§ **TASK GOAL**: Each line of the material must be returned exactly.

* * * *

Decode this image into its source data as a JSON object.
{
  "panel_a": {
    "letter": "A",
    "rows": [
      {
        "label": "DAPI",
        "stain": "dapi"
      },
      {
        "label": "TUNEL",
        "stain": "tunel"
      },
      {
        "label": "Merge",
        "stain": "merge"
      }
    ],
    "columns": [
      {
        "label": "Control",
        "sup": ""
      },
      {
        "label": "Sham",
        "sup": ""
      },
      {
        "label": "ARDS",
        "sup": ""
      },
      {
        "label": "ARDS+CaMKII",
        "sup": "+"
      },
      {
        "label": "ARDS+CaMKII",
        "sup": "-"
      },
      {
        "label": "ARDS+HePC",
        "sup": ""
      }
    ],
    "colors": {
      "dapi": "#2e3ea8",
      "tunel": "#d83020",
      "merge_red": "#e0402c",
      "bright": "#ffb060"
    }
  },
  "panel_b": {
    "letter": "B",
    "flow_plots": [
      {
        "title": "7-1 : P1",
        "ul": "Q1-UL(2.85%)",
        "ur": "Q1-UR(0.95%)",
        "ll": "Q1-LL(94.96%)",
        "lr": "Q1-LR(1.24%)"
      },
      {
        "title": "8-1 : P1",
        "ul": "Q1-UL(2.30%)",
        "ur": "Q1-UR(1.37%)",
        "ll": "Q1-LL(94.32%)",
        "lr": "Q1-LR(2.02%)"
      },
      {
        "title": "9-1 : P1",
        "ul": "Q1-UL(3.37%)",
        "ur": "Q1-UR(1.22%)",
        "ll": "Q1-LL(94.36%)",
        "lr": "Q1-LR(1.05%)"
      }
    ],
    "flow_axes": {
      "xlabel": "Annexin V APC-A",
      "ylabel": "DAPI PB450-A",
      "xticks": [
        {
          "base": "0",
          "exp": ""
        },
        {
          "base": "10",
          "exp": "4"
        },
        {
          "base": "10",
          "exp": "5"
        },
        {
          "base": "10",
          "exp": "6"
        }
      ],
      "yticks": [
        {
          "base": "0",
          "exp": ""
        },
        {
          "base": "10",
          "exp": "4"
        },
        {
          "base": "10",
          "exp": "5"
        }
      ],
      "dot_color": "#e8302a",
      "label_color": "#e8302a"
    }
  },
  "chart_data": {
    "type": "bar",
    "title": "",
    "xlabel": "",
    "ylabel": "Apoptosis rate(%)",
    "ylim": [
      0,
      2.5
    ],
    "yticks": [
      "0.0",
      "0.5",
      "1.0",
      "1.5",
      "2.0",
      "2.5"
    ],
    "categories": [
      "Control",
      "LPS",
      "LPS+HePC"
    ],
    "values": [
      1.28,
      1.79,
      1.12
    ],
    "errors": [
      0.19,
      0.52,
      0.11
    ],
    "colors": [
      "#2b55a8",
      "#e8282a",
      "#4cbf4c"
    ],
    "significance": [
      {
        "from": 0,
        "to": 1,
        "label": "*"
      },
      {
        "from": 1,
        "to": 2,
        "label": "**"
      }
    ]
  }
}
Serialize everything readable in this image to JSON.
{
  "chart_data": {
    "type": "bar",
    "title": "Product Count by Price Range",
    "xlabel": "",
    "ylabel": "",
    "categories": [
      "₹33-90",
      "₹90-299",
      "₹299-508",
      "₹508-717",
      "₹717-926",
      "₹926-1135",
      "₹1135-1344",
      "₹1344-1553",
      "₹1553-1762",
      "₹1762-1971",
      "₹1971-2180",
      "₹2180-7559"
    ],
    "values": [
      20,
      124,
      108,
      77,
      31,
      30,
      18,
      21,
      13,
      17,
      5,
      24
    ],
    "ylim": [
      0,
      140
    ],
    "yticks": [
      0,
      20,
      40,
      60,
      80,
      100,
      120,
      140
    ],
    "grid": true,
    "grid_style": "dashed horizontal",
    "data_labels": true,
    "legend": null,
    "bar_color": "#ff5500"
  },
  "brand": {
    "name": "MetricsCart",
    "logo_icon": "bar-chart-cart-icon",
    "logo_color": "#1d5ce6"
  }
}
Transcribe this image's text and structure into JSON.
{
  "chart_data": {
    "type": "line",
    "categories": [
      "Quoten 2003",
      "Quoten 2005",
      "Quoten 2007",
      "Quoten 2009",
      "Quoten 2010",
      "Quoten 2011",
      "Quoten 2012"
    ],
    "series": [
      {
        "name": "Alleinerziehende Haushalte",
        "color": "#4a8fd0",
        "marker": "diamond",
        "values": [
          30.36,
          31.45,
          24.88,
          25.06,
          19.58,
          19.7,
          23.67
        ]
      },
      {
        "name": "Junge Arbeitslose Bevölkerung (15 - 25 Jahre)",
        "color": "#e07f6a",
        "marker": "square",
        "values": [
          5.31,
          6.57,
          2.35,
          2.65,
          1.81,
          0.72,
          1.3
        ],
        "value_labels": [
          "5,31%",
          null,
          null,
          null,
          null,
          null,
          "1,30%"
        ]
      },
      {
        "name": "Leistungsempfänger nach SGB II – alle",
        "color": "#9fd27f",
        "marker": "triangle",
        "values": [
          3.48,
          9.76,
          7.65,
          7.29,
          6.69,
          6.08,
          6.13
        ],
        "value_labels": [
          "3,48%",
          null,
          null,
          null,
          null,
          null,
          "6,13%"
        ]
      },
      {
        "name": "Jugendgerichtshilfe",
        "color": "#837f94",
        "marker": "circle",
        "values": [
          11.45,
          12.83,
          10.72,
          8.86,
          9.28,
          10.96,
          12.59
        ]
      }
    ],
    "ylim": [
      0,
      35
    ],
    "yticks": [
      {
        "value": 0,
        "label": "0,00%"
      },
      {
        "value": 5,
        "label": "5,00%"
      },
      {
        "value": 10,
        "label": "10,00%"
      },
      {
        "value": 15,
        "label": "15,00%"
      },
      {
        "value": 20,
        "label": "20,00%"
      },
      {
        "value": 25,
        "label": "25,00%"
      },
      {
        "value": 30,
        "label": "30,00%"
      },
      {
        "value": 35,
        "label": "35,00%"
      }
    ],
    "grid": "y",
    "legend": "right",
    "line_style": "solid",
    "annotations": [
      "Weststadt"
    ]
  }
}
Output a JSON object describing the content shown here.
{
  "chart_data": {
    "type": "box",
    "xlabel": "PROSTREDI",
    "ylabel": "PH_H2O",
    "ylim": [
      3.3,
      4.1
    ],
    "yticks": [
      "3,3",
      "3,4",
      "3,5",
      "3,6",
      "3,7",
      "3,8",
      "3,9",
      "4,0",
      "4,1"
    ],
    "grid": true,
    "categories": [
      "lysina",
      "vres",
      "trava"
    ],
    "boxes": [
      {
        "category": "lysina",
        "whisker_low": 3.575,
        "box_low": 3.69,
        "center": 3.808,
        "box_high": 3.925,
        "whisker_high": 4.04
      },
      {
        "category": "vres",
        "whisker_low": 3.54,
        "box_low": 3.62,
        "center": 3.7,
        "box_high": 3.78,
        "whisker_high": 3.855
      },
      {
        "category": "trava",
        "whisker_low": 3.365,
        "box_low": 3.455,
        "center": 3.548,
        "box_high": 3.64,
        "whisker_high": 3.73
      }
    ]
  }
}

* * * *

§ **FULL OUTPUT**:
Decode this image into its source data as a JSON object.
{
  "panel_a": {
    "letter": "A",
    "rows": [
      {
        "label": "DAPI",
        "stain": "dapi"
      },
      {
        "label": "TUNEL",
        "stain": "tunel"
      },
      {
        "label": "Merge",
        "stain": "merge"
      }
    ],
    "columns": [
      {
        "label": "Control",
        "sup": ""
      },
      {
        "label": "Sham",
        "sup": ""
      },
      {
        "label": "ARDS",
        "sup": ""
      },
      {
        "label": "ARDS+CaMKII",
        "sup": "+"
      },
      {
        "label": "ARDS+CaMKII",
        "sup": "-"
      },
      {
        "label": "ARDS+HePC",
        "sup": ""
      }
    ],
    "colors": {
      "dapi": "#2e3ea8",
      "tunel": "#d83020",
      "merge_red": "#e0402c",
      "bright": "#ffb060"
    }
  },
  "panel_b": {
    "letter": "B",
    "flow_plots": [
      {
        "title": "7-1 : P1",
        "ul": "Q1-UL(2.85%)",
        "ur": "Q1-UR(0.95%)",
        "ll": "Q1-LL(94.96%)",
        "lr": "Q1-LR(1.24%)"
      },
      {
        "title": "8-1 : P1",
        "ul": "Q1-UL(2.30%)",
        "ur": "Q1-UR(1.37%)",
        "ll": "Q1-LL(94.32%)",
        "lr": "Q1-LR(2.02%)"
      },
      {
        "title": "9-1 : P1",
        "ul": "Q1-UL(3.37%)",
        "ur": "Q1-UR(1.22%)",
        "ll": "Q1-LL(94.36%)",
        "lr": "Q1-LR(1.05%)"
      }
    ],
    "flow_axes": {
      "xlabel": "Annexin V APC-A",
      "ylabel": "DAPI PB450-A",
      "xticks": [
        {
          "base": "0",
          "exp": ""
        },
        {
          "base": "10",
          "exp": "4"
        },
        {
          "base": "10",
          "exp": "5"
        },
        {
          "base": "10",
          "exp": "6"
        }
      ],
      "yticks": [
        {
          "base": "0",
          "exp": ""
        },
        {
          "base": "10",
          "exp": "4"
        },
        {
          "base": "10",
          "exp": "5"
        }
      ],
      "dot_color": "#e8302a",
      "label_color": "#e8302a"
    }
  },
  "chart_data": {
    "type": "bar",
    "title": "",
    "xlabel": "",
    "ylabel": "Apoptosis rate(%)",
    "ylim": [
      0,
      2.5
    ],
    "yticks": [
      "0.0",
      "0.5",
      "1.0",
      "1.5",
      "2.0",
      "2.5"
    ],
    "categories": [
      "Control",
      "LPS",
      "LPS+HePC"
    ],
    "values": [
      1.28,
      1.79,
      1.12
    ],
    "errors": [
      0.19,
      0.52,
      0.11
    ],
    "colors": [
      "#2b55a8",
      "#e8282a",
      "#4cbf4c"
    ],
    "significance": [
      {
        "from": 0,
        "to": 1,
        "label": "*"
      },
      {
        "from": 1,
        "to": 2,
        "label": "**"
      }
    ]
  }
}
Serialize everything readable in this image to JSON.
{
  "chart_data": {
    "type": "bar",
    "title": "Product Count by Price Range",
    "xlabel": "",
    "ylabel": "",
    "categories": [
      "₹33-90",
      "₹90-299",
      "₹299-508",
      "₹508-717",
      "₹717-926",
      "₹926-1135",
      "₹1135-1344",
      "₹1344-1553",
      "₹1553-1762",
      "₹1762-1971",
      "₹1971-2180",
      "₹2180-7559"
    ],
    "values": [
      20,
      124,
      108,
      77,
      31,
      30,
      18,
      21,
      13,
      17,
      5,
      24
    ],
    "ylim": [
      0,
      140
    ],
    "yticks": [
      0,
      20,
      40,
      60,
      80,
      100,
      120,
      140
    ],
    "grid": true,
    "grid_style": "dashed horizontal",
    "data_labels": true,
    "legend": null,
    "bar_color": "#ff5500"
  },
  "brand": {
    "name": "MetricsCart",
    "logo_icon": "bar-chart-cart-icon",
    "logo_color": "#1d5ce6"
  }
}
Transcribe this image's text and structure into JSON.
{
  "chart_data": {
    "type": "line",
    "categories": [
      "Quoten 2003",
      "Quoten 2005",
      "Quoten 2007",
      "Quoten 2009",
      "Quoten 2010",
      "Quoten 2011",
      "Quoten 2012"
    ],
    "series": [
      {
        "name": "Alleinerziehende Haushalte",
        "color": "#4a8fd0",
        "marker": "diamond",
        "values": [
          30.36,
          31.45,
          24.88,
          25.06,
          19.58,
          19.7,
          23.67
        ]
      },
      {
        "name": "Junge Arbeitslose Bevölkerung (15 - 25 Jahre)",
        "color": "#e07f6a",
        "marker": "square",
        "values": [
          5.31,
          6.57,
          2.35,
          2.65,
          1.81,
          0.72,
          1.3
        ],
        "value_labels": [
          "5,31%",
          null,
          null,
          null,
          null,
          null,
          "1,30%"
        ]
      },
      {
        "name": "Leistungsempfänger nach SGB II – alle",
        "color": "#9fd27f",
        "marker": "triangle",
        "values": [
          3.48,
          9.76,
          7.65,
          7.29,
          6.69,
          6.08,
          6.13
        ],
        "value_labels": [
          "3,48%",
          null,
          null,
          null,
          null,
          null,
          "6,13%"
        ]
      },
      {
        "name": "Jugendgerichtshilfe",
        "color": "#837f94",
        "marker": "circle",
        "values": [
          11.45,
          12.83,
          10.72,
          8.86,
          9.28,
          10.96,
          12.59
        ]
      }
    ],
    "ylim": [
      0,
      35
    ],
    "yticks": [
      {
        "value": 0,
        "label": "0,00%"
      },
      {
        "value": 5,
        "label": "5,00%"
      },
      {
        "value": 10,
        "label": "10,00%"
      },
      {
        "value": 15,
        "label": "15,00%"
      },
      {
        "value": 20,
        "label": "20,00%"
      },
      {
        "value": 25,
        "label": "25,00%"
      },
      {
        "value": 30,
        "label": "30,00%"
      },
      {
        "value": 35,
        "label": "35,00%"
      }
    ],
    "grid": "y",
    "legend": "right",
    "line_style": "solid",
    "annotations": [
      "Weststadt"
    ]
  }
}
Output a JSON object describing the content shown here.
{
  "chart_data": {
    "type": "box",
    "xlabel": "PROSTREDI",
    "ylabel": "PH_H2O",
    "ylim": [
      3.3,
      4.1
    ],
    "yticks": [
      "3,3",
      "3,4",
      "3,5",
      "3,6",
      "3,7",
      "3,8",
      "3,9",
      "4,0",
      "4,1"
    ],
    "grid": true,
    "categories": [
      "lysina",
      "vres",
      "trava"
    ],
    "boxes": [
      {
        "category": "lysina",
        "whisker_low": 3.575,
        "box_low": 3.69,
        "center": 3.808,
        "box_high": 3.925,
        "whisker_high": 4.04
      },
      {
        "category": "vres",
        "whisker_low": 3.54,
        "box_low": 3.62,
        "center": 3.7,
        "box_high": 3.78,
        "whisker_high": 3.855
      },
      {
        "category": "trava",
        "whisker_low": 3.365,
        "box_low": 3.455,
        "center": 3.548,
        "box_high": 3.64,
        "whisker_high": 3.73
      }
    ]
  }
}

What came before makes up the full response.